Exercise brief
For the records that follow, return only the count of lines containing the string "Account".

═════ Material shown

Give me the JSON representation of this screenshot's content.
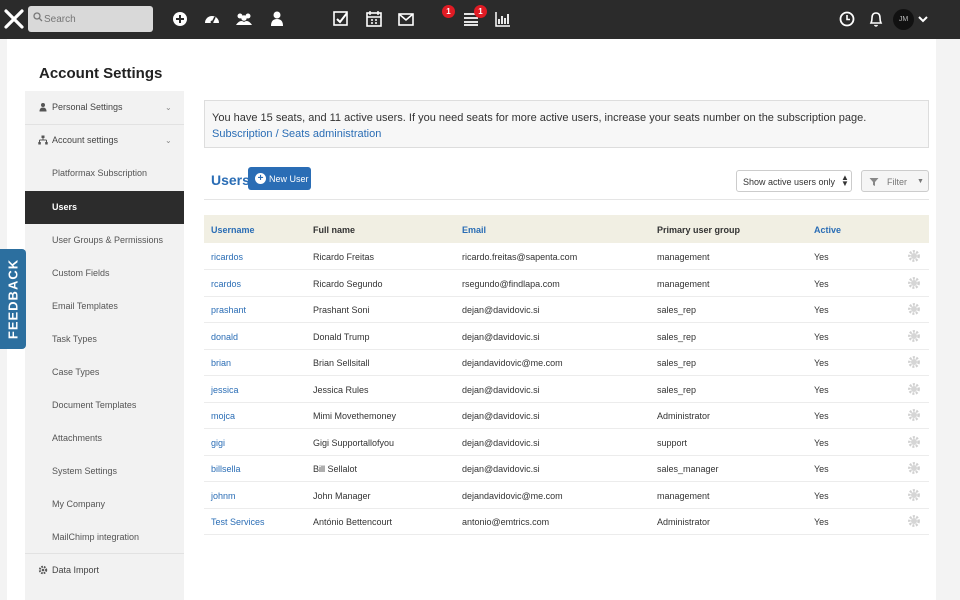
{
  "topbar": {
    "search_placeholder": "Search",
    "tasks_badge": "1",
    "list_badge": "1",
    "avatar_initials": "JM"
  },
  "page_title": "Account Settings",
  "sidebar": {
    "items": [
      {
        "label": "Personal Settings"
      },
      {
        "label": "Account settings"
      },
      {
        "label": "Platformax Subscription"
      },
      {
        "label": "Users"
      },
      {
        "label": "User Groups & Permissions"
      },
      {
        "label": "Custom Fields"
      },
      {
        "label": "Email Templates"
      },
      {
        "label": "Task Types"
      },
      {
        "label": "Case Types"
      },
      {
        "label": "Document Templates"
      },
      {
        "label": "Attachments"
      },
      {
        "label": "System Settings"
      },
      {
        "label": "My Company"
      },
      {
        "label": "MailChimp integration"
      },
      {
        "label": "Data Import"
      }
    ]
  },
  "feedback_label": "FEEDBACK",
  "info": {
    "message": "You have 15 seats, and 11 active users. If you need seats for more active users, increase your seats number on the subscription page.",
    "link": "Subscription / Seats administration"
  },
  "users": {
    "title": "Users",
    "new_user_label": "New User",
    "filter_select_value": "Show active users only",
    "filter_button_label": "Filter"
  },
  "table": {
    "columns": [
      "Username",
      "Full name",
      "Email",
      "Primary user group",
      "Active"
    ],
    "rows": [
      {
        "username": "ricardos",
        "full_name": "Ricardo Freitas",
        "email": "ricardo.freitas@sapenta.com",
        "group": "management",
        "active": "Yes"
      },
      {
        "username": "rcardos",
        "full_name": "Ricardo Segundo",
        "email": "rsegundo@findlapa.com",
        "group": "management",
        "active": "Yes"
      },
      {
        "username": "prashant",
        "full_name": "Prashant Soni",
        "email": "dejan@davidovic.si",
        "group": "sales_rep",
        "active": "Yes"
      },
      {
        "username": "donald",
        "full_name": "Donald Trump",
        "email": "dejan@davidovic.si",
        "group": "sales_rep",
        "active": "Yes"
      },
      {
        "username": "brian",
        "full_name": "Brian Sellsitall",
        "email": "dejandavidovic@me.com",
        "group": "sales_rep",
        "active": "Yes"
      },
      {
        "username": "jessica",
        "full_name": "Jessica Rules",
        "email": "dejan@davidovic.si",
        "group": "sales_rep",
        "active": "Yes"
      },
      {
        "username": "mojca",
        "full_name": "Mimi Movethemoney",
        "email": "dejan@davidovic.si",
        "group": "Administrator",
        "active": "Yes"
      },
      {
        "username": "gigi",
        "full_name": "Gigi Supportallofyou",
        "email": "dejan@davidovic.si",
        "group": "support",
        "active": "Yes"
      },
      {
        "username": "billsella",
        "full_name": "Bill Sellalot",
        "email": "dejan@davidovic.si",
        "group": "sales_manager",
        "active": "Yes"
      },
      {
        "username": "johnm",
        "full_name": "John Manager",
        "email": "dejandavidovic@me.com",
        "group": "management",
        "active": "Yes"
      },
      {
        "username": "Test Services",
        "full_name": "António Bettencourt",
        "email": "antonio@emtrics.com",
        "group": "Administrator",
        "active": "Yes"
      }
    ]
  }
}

══════════
═════ Material shown

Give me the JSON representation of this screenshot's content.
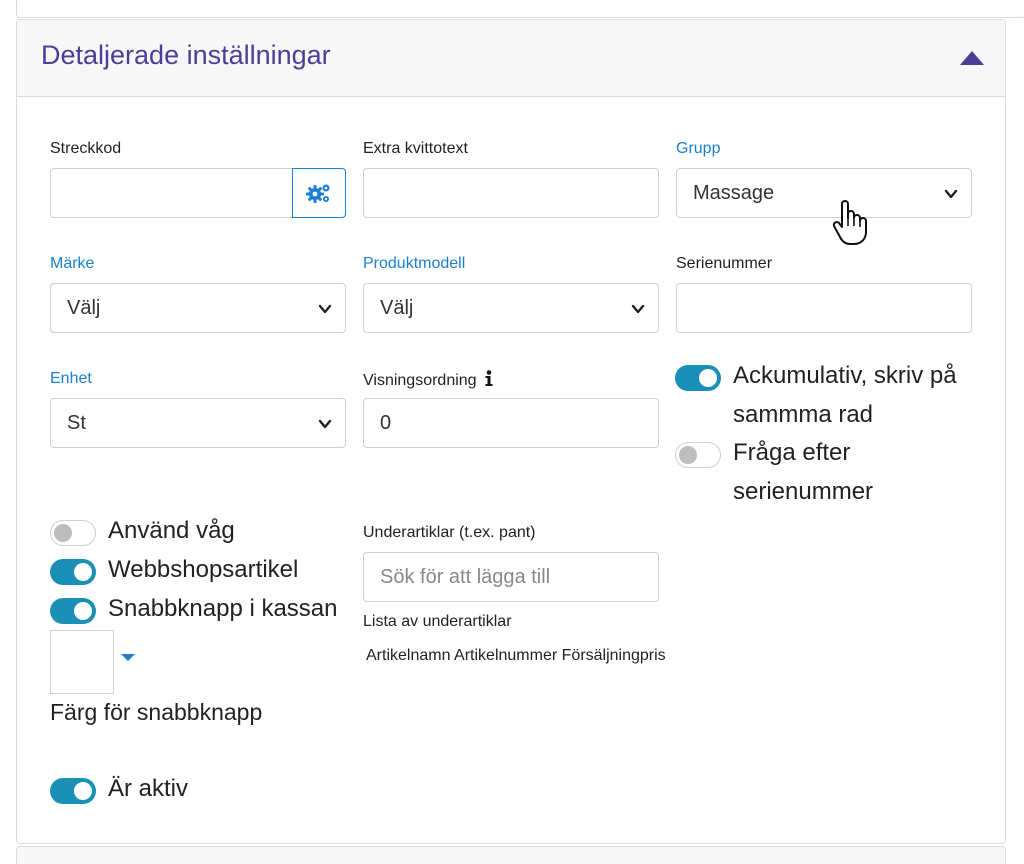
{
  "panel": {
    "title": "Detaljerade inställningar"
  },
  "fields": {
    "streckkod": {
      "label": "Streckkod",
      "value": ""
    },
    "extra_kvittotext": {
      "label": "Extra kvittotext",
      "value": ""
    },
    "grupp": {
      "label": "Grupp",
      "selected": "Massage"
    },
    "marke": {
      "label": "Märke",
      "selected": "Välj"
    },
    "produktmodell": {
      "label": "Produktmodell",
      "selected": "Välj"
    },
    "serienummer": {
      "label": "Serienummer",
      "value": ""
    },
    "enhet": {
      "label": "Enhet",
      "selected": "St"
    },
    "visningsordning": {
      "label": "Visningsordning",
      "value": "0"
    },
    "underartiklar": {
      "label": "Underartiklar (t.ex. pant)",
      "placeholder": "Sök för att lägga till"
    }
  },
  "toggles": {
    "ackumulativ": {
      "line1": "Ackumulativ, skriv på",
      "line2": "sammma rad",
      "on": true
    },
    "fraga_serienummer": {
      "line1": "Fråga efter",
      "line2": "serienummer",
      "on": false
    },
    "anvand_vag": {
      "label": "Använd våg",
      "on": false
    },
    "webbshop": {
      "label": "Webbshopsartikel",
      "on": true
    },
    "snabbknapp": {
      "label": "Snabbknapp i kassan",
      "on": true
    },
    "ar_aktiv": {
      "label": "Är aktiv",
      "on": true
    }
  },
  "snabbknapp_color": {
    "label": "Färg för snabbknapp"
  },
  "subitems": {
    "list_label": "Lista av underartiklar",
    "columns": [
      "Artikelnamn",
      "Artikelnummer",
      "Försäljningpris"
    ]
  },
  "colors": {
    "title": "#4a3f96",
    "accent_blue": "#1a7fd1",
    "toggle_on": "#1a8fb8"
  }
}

══════════

Task solution
2